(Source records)
----

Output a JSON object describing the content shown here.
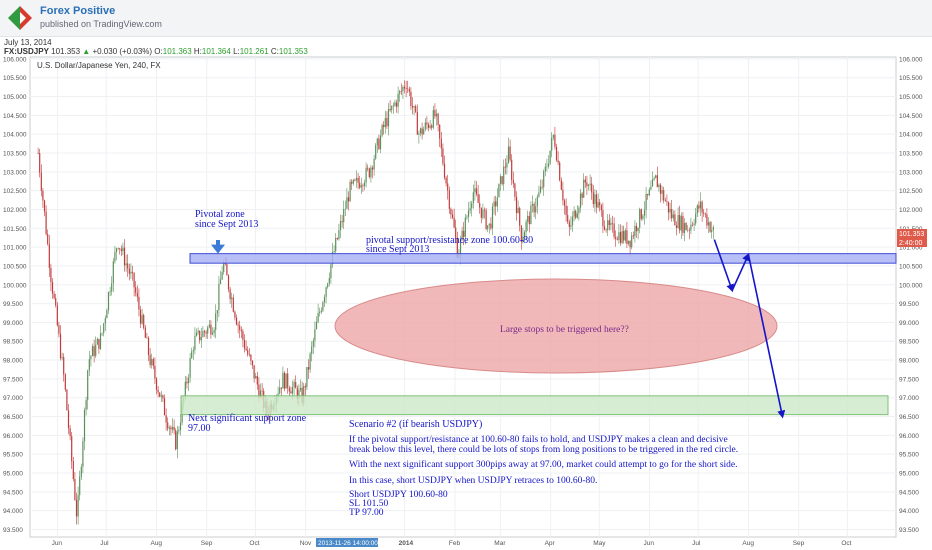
{
  "header": {
    "app_title": "Forex Positive",
    "app_subtitle": "published on TradingView.com"
  },
  "quote": {
    "date": "July 13, 2014",
    "symbol": "FX:USDJPY",
    "last": "101.353",
    "change": "+0.030 (+0.03%)",
    "o_label": "O:",
    "o_val": "101.363",
    "h_label": "H:",
    "h_val": "101.364",
    "l_label": "L:",
    "l_val": "101.261",
    "c_label": "C:",
    "c_val": "101.353"
  },
  "colors": {
    "accent": "#2a6fb5",
    "up_candle": "#5a8f5a",
    "down_candle": "#c03a3a",
    "annotation_blue": "#1414c8",
    "pivot_zone_fill": "#aab4f5",
    "support_zone_fill": "#cde8c8",
    "red_circle_fill": "#eca6a6",
    "price_badge": "#e05a4a"
  },
  "chart_data": {
    "type": "candlestick",
    "title": "U.S. Dollar/Japanese Yen, 240, FX",
    "ylim": [
      93.3,
      106.05
    ],
    "yticks": [
      "93.500",
      "94.000",
      "94.500",
      "95.000",
      "95.500",
      "96.000",
      "96.500",
      "97.000",
      "97.500",
      "98.000",
      "98.500",
      "99.000",
      "99.500",
      "100.000",
      "100.500",
      "101.000",
      "101.500",
      "102.000",
      "102.500",
      "103.000",
      "103.500",
      "104.000",
      "104.500",
      "105.000",
      "105.500",
      "106.000"
    ],
    "xticks": [
      "Jun",
      "Jul",
      "Aug",
      "Sep",
      "Oct",
      "Nov",
      "2014",
      "Feb",
      "Mar",
      "Apr",
      "May",
      "Jun",
      "Jul",
      "Aug",
      "Sep",
      "Oct"
    ],
    "cursor_label": "2013-11-26 14:00:00",
    "price_badges": [
      "101.353",
      "2:40:00"
    ],
    "price_path": [
      {
        "x": "2013-05-20",
        "y": 103.5
      },
      {
        "x": "2013-05-28",
        "y": 100.2
      },
      {
        "x": "2013-06-05",
        "y": 97.5
      },
      {
        "x": "2013-06-13",
        "y": 93.8
      },
      {
        "x": "2013-06-20",
        "y": 98.0
      },
      {
        "x": "2013-06-28",
        "y": 98.6
      },
      {
        "x": "2013-07-08",
        "y": 101.2
      },
      {
        "x": "2013-07-18",
        "y": 100.0
      },
      {
        "x": "2013-07-28",
        "y": 98.0
      },
      {
        "x": "2013-08-07",
        "y": 96.5
      },
      {
        "x": "2013-08-13",
        "y": 95.8
      },
      {
        "x": "2013-08-24",
        "y": 98.5
      },
      {
        "x": "2013-09-06",
        "y": 99.0
      },
      {
        "x": "2013-09-11",
        "y": 100.6
      },
      {
        "x": "2013-09-20",
        "y": 99.0
      },
      {
        "x": "2013-10-01",
        "y": 97.5
      },
      {
        "x": "2013-10-08",
        "y": 96.6
      },
      {
        "x": "2013-10-18",
        "y": 97.5
      },
      {
        "x": "2013-10-30",
        "y": 97.0
      },
      {
        "x": "2013-11-08",
        "y": 99.0
      },
      {
        "x": "2013-11-18",
        "y": 100.8
      },
      {
        "x": "2013-11-28",
        "y": 102.5
      },
      {
        "x": "2013-12-10",
        "y": 103.0
      },
      {
        "x": "2013-12-20",
        "y": 104.3
      },
      {
        "x": "2014-01-02",
        "y": 105.4
      },
      {
        "x": "2014-01-10",
        "y": 104.0
      },
      {
        "x": "2014-01-20",
        "y": 104.5
      },
      {
        "x": "2014-02-03",
        "y": 100.8
      },
      {
        "x": "2014-02-12",
        "y": 102.5
      },
      {
        "x": "2014-02-22",
        "y": 101.5
      },
      {
        "x": "2014-03-06",
        "y": 103.5
      },
      {
        "x": "2014-03-14",
        "y": 101.3
      },
      {
        "x": "2014-03-26",
        "y": 102.5
      },
      {
        "x": "2014-04-03",
        "y": 104.0
      },
      {
        "x": "2014-04-12",
        "y": 101.4
      },
      {
        "x": "2014-04-23",
        "y": 102.8
      },
      {
        "x": "2014-05-06",
        "y": 101.5
      },
      {
        "x": "2014-05-20",
        "y": 101.2
      },
      {
        "x": "2014-06-05",
        "y": 102.8
      },
      {
        "x": "2014-06-15",
        "y": 101.8
      },
      {
        "x": "2014-06-25",
        "y": 101.5
      },
      {
        "x": "2014-07-02",
        "y": 102.1
      },
      {
        "x": "2014-07-11",
        "y": 101.35
      }
    ],
    "zones": [
      {
        "name": "pivotal support/resistance zone",
        "from": 100.6,
        "to": 100.8
      },
      {
        "name": "next significant support zone",
        "from": 96.55,
        "to": 97.05
      }
    ],
    "projection": [
      {
        "x": "2014-07-11",
        "y": 101.2
      },
      {
        "x": "2014-07-22",
        "y": 99.85
      },
      {
        "x": "2014-08-01",
        "y": 100.8
      },
      {
        "x": "2014-08-22",
        "y": 96.5
      }
    ]
  },
  "annotations": {
    "pivotal_zone_1": "Pivotal zone",
    "pivotal_zone_2": "since Sept 2013",
    "pivot_sr_1": "pivotal support/resistance zone 100.60-80",
    "pivot_sr_2": "since Sept 2013",
    "red_circle": "Large stops to be triggered here??",
    "next_support_1": "Next significant support zone",
    "next_support_2": "97.00",
    "scenario": "Scenario #2 (if bearish USDJPY)",
    "para1_1": "If the pivotal support/resistance at 100.60-80 fails to hold, and USDJPY makes a clean and decisive",
    "para1_2": "break below this level, there could be lots of stops from long positions to be triggered in the red circle.",
    "para2": "With the next significant support 300pips away at 97.00, market could attempt to go for the short side.",
    "para3": "In this case, short USDJPY when USDJPY retraces to 100.60-80.",
    "trade1": "Short USDJPY 100.60-80",
    "trade2": "SL 101.50",
    "trade3": "TP 97.00"
  }
}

----

Exercise brief: Go through the records and gather the lines that hold "from".

Result of this task:
        "from": 100.6,
        "from": 96.55,
    "para1_2": "break below this level, there could be lots of stops from long positions to be triggered in the red circle.",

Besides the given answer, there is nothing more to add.